_Exercise description_: Provide an exact copy of the data, excluding the images.

_Provided information_:
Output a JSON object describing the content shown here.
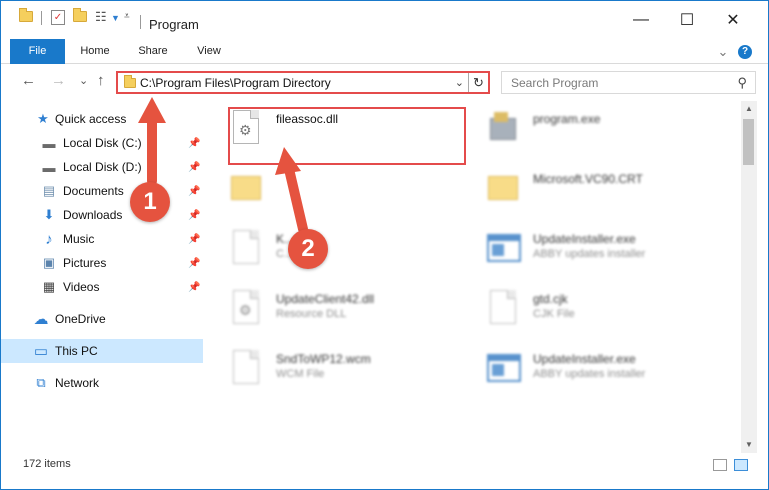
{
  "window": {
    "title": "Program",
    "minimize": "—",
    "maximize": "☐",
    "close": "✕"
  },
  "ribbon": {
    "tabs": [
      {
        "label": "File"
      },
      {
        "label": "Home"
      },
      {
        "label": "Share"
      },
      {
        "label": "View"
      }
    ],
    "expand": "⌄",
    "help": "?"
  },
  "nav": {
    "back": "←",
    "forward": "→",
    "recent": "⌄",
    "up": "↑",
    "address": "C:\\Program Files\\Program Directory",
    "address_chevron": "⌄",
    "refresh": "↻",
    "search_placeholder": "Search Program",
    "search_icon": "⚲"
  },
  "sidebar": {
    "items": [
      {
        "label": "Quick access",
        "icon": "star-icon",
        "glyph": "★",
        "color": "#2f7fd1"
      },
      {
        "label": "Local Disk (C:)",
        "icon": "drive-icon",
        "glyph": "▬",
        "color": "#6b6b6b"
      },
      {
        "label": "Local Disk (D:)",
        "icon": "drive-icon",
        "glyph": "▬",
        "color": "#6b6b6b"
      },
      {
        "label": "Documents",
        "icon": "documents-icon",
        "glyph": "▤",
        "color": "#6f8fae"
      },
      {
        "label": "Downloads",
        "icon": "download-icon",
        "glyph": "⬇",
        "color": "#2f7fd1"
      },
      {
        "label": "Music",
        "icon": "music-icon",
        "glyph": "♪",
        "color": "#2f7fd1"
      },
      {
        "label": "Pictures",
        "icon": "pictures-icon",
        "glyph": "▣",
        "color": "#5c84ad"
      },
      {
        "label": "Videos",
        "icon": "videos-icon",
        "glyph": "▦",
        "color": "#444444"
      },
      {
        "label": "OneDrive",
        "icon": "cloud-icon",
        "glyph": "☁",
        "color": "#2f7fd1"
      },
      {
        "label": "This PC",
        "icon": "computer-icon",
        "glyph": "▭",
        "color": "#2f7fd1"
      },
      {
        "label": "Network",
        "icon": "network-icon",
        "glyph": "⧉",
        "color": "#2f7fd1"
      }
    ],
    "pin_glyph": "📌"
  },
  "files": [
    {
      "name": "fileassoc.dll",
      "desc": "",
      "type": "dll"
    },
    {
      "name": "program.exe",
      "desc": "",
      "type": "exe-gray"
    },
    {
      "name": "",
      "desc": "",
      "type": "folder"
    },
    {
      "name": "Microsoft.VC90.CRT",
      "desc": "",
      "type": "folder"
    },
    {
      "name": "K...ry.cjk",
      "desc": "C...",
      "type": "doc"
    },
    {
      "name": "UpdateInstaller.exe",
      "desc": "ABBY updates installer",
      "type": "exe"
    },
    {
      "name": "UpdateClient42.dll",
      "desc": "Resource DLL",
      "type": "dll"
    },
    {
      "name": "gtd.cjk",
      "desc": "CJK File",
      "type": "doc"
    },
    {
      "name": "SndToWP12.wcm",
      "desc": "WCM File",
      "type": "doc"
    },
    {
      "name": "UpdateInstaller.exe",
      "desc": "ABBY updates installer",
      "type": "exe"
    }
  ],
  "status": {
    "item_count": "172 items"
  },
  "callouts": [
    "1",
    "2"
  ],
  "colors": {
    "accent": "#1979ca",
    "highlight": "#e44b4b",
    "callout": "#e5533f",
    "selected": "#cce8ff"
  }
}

_Task solution_:
Output a JSON object describing the content shown here.
{
  "window": {
    "title": "Program",
    "minimize": "—",
    "maximize": "☐",
    "close": "✕"
  },
  "ribbon": {
    "tabs": [
      {
        "label": "File"
      },
      {
        "label": "Home"
      },
      {
        "label": "Share"
      },
      {
        "label": "View"
      }
    ],
    "expand": "⌄",
    "help": "?"
  },
  "nav": {
    "back": "←",
    "forward": "→",
    "recent": "⌄",
    "up": "↑",
    "address": "C:\\Program Files\\Program Directory",
    "address_chevron": "⌄",
    "refresh": "↻",
    "search_placeholder": "Search Program",
    "search_icon": "⚲"
  },
  "sidebar": {
    "items": [
      {
        "label": "Quick access",
        "icon": "star-icon",
        "glyph": "★",
        "color": "#2f7fd1"
      },
      {
        "label": "Local Disk (C:)",
        "icon": "drive-icon",
        "glyph": "▬",
        "color": "#6b6b6b"
      },
      {
        "label": "Local Disk (D:)",
        "icon": "drive-icon",
        "glyph": "▬",
        "color": "#6b6b6b"
      },
      {
        "label": "Documents",
        "icon": "documents-icon",
        "glyph": "▤",
        "color": "#6f8fae"
      },
      {
        "label": "Downloads",
        "icon": "download-icon",
        "glyph": "⬇",
        "color": "#2f7fd1"
      },
      {
        "label": "Music",
        "icon": "music-icon",
        "glyph": "♪",
        "color": "#2f7fd1"
      },
      {
        "label": "Pictures",
        "icon": "pictures-icon",
        "glyph": "▣",
        "color": "#5c84ad"
      },
      {
        "label": "Videos",
        "icon": "videos-icon",
        "glyph": "▦",
        "color": "#444444"
      },
      {
        "label": "OneDrive",
        "icon": "cloud-icon",
        "glyph": "☁",
        "color": "#2f7fd1"
      },
      {
        "label": "This PC",
        "icon": "computer-icon",
        "glyph": "▭",
        "color": "#2f7fd1"
      },
      {
        "label": "Network",
        "icon": "network-icon",
        "glyph": "⧉",
        "color": "#2f7fd1"
      }
    ],
    "pin_glyph": "📌"
  },
  "files": [
    {
      "name": "fileassoc.dll",
      "desc": "",
      "type": "dll"
    },
    {
      "name": "program.exe",
      "desc": "",
      "type": "exe-gray"
    },
    {
      "name": "",
      "desc": "",
      "type": "folder"
    },
    {
      "name": "Microsoft.VC90.CRT",
      "desc": "",
      "type": "folder"
    },
    {
      "name": "K...ry.cjk",
      "desc": "C...",
      "type": "doc"
    },
    {
      "name": "UpdateInstaller.exe",
      "desc": "ABBY updates installer",
      "type": "exe"
    },
    {
      "name": "UpdateClient42.dll",
      "desc": "Resource DLL",
      "type": "dll"
    },
    {
      "name": "gtd.cjk",
      "desc": "CJK File",
      "type": "doc"
    },
    {
      "name": "SndToWP12.wcm",
      "desc": "WCM File",
      "type": "doc"
    },
    {
      "name": "UpdateInstaller.exe",
      "desc": "ABBY updates installer",
      "type": "exe"
    }
  ],
  "status": {
    "item_count": "172 items"
  },
  "callouts": [
    "1",
    "2"
  ],
  "colors": {
    "accent": "#1979ca",
    "highlight": "#e44b4b",
    "callout": "#e5533f",
    "selected": "#cce8ff"
  }
}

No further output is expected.